[REQUEST]
Copy all the entries below exactly, but not the pictures.

** Begin STORED ROWS **

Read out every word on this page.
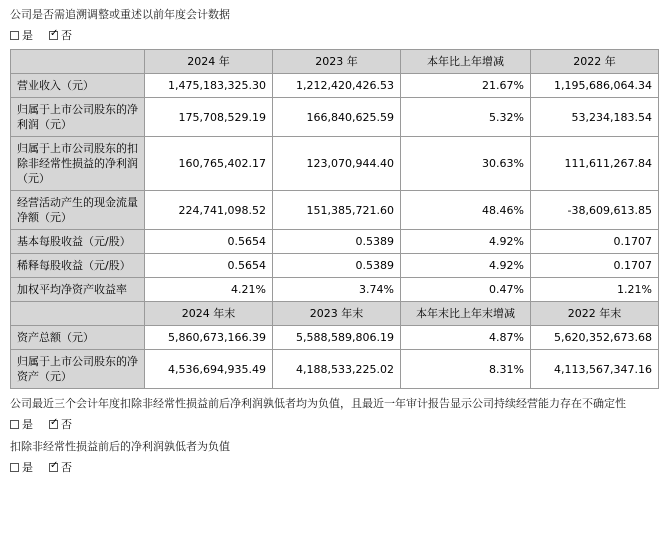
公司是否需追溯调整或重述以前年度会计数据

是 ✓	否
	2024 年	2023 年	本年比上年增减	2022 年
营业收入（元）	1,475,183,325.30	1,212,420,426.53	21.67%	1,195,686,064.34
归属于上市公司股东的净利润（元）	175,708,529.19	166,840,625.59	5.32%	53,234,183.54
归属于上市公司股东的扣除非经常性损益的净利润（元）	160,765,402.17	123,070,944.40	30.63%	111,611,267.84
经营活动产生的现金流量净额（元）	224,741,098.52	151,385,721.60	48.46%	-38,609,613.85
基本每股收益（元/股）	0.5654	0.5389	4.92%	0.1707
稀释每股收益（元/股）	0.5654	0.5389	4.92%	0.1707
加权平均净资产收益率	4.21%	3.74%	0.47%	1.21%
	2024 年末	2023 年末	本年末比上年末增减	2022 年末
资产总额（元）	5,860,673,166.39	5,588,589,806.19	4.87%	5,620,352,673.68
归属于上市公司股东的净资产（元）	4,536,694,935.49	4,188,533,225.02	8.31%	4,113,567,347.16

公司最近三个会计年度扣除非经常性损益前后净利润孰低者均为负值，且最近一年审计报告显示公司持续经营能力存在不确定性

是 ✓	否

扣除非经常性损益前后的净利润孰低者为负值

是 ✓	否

** End STORED ROWS **

[EXERCISE ANSWER]
Read out every word on this page.
公司是否需追溯调整或重述以前年度会计数据

是 ✓	否
	2024 年	2023 年	本年比上年增减	2022 年
营业收入（元）	1,475,183,325.30	1,212,420,426.53	21.67%	1,195,686,064.34
归属于上市公司股东的净利润（元）	175,708,529.19	166,840,625.59	5.32%	53,234,183.54
归属于上市公司股东的扣除非经常性损益的净利润（元）	160,765,402.17	123,070,944.40	30.63%	111,611,267.84
经营活动产生的现金流量净额（元）	224,741,098.52	151,385,721.60	48.46%	-38,609,613.85
基本每股收益（元/股）	0.5654	0.5389	4.92%	0.1707
稀释每股收益（元/股）	0.5654	0.5389	4.92%	0.1707
加权平均净资产收益率	4.21%	3.74%	0.47%	1.21%
	2024 年末	2023 年末	本年末比上年末增减	2022 年末
资产总额（元）	5,860,673,166.39	5,588,589,806.19	4.87%	5,620,352,673.68
归属于上市公司股东的净资产（元）	4,536,694,935.49	4,188,533,225.02	8.31%	4,113,567,347.16

公司最近三个会计年度扣除非经常性损益前后净利润孰低者均为负值，且最近一年审计报告显示公司持续经营能力存在不确定性

是 ✓	否

扣除非经常性损益前后的净利润孰低者为负值

是 ✓	否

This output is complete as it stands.